:: Given exercise ::
All lines holding the string "this" are to be shown.
start
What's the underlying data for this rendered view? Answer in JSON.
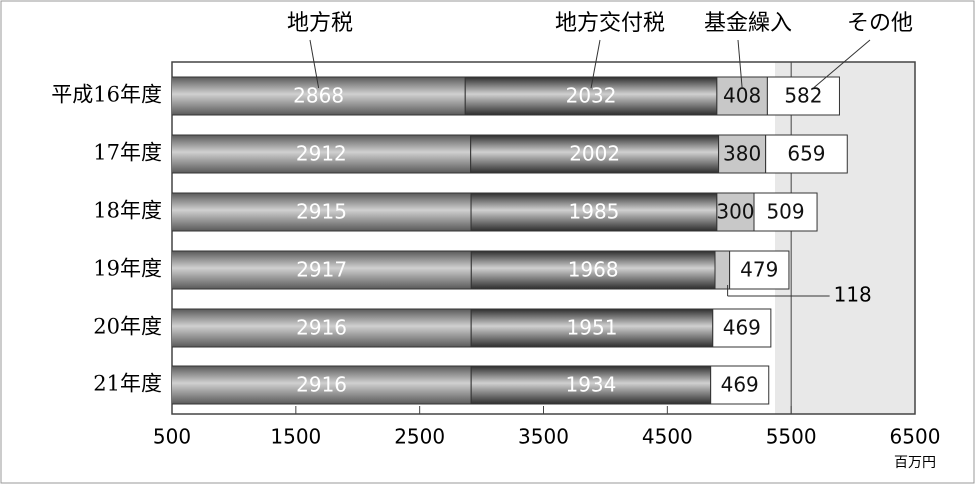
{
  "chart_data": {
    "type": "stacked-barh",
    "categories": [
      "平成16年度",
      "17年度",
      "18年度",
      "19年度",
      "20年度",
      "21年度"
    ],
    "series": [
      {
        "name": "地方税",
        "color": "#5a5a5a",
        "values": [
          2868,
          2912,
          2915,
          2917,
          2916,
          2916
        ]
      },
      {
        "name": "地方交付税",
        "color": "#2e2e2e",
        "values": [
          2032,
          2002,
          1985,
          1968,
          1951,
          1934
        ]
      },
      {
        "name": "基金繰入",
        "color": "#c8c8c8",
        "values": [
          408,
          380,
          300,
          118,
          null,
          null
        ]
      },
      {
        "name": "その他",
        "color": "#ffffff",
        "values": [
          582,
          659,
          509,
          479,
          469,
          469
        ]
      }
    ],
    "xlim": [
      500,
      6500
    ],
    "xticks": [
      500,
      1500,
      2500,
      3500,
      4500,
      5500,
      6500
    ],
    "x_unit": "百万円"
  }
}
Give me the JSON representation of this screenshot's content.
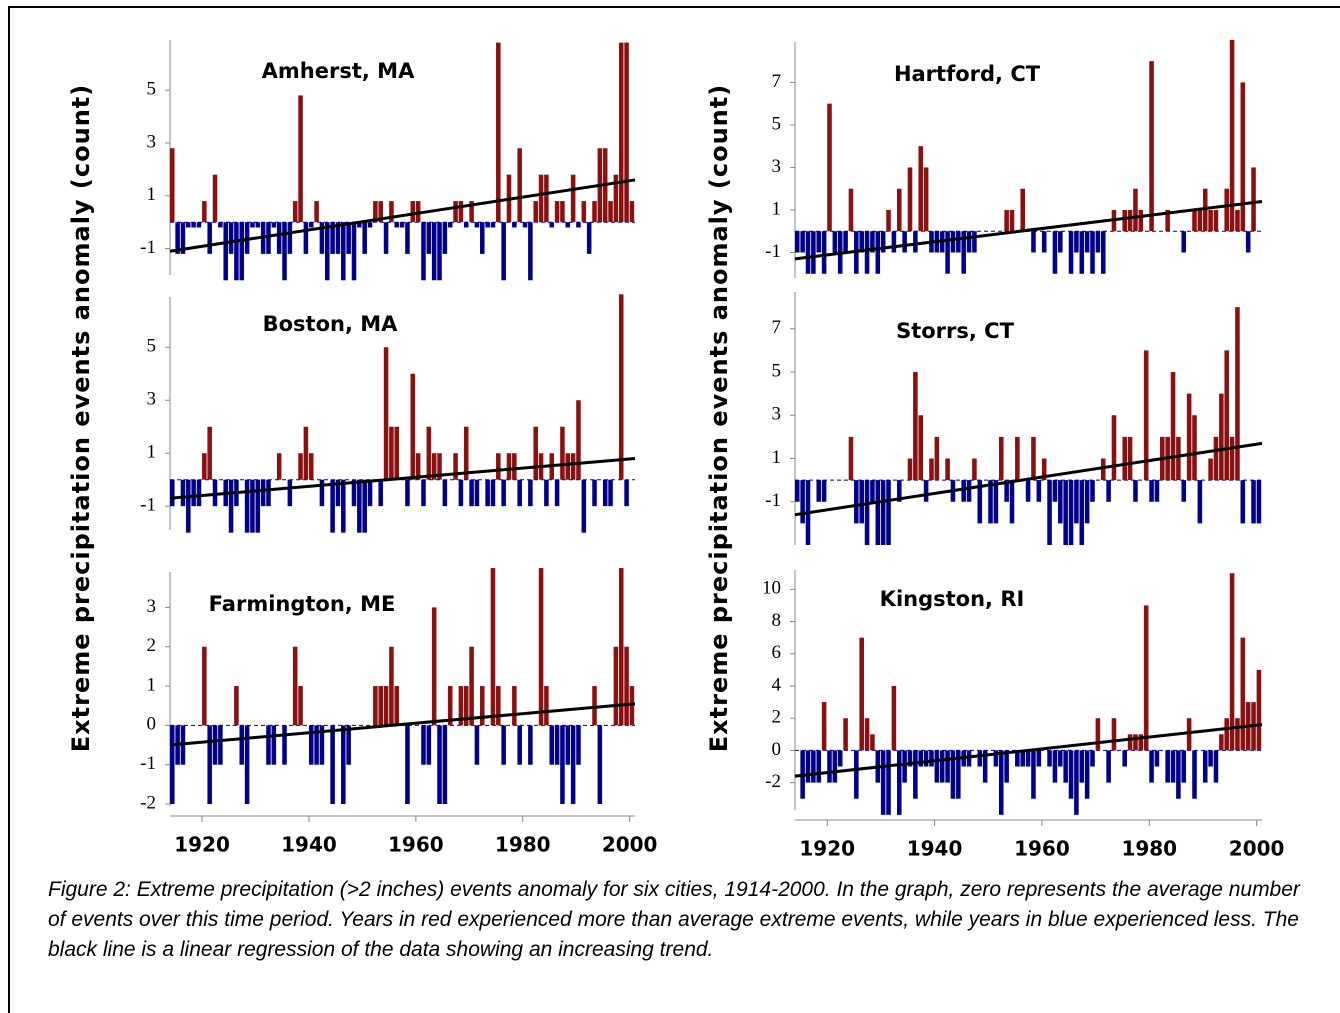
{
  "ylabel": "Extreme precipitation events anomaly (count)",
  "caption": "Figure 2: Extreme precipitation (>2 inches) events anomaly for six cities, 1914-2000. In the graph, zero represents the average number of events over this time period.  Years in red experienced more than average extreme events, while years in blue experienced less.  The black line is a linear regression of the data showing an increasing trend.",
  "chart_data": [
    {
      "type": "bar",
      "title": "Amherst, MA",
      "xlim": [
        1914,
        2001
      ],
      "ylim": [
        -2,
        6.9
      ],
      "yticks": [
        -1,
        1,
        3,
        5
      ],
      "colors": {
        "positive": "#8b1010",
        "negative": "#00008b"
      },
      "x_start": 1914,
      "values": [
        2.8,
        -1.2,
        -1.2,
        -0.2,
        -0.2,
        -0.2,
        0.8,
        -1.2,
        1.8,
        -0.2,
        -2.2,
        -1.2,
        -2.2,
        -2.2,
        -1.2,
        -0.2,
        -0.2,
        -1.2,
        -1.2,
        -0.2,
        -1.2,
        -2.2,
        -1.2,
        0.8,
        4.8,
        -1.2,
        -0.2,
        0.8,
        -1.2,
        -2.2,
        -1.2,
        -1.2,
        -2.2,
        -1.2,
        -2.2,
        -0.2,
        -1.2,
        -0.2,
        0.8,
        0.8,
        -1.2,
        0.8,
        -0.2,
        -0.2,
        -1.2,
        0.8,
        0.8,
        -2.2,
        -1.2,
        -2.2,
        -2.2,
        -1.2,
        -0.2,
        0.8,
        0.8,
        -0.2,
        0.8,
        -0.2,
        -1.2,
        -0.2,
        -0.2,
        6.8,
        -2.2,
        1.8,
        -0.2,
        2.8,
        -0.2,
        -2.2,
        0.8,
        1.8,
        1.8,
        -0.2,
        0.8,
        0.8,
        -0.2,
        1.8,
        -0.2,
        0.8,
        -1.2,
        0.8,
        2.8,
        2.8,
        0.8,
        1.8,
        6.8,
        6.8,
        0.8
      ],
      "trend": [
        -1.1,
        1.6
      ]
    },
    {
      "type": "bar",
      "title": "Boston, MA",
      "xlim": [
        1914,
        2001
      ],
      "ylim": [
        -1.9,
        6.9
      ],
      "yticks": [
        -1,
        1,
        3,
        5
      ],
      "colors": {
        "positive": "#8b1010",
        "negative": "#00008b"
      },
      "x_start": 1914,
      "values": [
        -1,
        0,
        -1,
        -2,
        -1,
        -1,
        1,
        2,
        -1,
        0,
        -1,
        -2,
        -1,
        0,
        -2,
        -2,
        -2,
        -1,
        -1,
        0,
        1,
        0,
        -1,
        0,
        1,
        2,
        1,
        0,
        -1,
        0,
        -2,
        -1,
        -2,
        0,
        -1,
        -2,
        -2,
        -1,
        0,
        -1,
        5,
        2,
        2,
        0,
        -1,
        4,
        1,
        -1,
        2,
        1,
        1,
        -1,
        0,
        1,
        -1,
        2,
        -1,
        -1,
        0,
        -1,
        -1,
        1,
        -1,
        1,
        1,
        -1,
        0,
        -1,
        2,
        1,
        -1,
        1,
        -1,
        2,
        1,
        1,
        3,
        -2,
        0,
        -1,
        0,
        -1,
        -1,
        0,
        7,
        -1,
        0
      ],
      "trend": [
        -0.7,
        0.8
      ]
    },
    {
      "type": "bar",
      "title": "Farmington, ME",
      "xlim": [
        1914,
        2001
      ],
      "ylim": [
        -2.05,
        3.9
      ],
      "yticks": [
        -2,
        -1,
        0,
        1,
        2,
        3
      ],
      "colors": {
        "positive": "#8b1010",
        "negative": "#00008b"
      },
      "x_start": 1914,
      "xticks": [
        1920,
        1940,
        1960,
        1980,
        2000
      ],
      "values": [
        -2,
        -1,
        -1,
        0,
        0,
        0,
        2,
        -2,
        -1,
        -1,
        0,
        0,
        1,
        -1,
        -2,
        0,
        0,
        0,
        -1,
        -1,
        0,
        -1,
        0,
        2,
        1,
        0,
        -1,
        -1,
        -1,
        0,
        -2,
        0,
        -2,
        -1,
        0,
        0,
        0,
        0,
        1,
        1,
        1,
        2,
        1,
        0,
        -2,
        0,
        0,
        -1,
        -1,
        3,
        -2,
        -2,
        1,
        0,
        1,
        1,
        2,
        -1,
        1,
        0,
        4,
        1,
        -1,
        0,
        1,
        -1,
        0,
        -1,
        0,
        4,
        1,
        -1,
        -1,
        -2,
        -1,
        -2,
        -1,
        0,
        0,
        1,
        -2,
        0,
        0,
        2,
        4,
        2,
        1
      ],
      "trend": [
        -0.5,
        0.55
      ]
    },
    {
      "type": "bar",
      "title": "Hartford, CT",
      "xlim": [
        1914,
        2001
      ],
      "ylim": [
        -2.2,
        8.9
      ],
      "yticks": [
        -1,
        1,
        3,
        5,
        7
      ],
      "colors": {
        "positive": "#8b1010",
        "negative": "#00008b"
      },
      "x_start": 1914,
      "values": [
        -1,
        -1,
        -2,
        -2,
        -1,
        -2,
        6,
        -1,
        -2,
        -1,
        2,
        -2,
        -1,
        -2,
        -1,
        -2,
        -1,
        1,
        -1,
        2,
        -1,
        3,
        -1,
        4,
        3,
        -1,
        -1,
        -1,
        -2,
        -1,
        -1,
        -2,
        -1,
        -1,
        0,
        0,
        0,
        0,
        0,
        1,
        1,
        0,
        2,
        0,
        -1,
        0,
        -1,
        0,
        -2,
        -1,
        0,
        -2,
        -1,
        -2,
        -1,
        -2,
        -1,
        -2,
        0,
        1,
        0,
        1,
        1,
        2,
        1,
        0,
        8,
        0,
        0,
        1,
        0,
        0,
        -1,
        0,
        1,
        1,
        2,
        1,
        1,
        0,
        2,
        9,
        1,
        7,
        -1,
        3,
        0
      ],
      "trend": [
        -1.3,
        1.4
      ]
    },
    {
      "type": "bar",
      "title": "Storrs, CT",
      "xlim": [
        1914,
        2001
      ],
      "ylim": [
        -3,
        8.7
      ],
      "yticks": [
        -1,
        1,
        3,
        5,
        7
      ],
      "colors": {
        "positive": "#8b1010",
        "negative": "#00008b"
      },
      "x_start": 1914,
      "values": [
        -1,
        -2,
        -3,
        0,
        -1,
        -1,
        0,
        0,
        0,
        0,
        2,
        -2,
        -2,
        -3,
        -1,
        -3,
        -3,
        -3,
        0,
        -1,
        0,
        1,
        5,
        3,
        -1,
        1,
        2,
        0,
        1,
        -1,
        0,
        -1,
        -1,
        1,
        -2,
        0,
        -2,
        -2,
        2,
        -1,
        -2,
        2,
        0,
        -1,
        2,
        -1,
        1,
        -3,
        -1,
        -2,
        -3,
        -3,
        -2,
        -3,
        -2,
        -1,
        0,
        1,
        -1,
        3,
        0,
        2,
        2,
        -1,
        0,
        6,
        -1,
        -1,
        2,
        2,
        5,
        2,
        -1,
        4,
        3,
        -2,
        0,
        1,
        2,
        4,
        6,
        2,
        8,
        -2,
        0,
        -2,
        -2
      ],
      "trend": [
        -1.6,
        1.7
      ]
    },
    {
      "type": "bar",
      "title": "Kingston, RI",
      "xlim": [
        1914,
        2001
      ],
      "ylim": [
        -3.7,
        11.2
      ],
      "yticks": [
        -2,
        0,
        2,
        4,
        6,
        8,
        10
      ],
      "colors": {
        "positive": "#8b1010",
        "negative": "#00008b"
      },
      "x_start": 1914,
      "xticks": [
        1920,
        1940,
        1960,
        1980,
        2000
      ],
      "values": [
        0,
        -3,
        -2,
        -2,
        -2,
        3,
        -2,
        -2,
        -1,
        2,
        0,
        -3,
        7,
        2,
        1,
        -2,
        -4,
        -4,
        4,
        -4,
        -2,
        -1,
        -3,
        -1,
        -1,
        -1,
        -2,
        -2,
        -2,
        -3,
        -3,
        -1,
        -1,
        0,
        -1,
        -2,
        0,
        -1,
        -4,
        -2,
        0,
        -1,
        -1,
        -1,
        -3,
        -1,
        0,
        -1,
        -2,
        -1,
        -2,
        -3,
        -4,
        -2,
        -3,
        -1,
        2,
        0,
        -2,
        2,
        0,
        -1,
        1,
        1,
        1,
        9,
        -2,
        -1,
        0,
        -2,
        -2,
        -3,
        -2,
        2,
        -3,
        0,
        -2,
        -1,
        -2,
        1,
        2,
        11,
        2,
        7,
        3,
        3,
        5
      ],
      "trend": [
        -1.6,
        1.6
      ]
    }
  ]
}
end
:: Response to the task ::
What's the underlying data for this rendered view? Answer in JSON.
Give me the JSON representation of this screenshot's content.
  "caption": "Figure 2: Extreme precipitation (>2 inches) events anomaly for six cities, 1914-2000. In the graph, zero represents the average number of events over this time period.  Years in red experienced more than average extreme events, while years in blue experienced less.  The black line is a linear regression of the data showing an increasing trend.",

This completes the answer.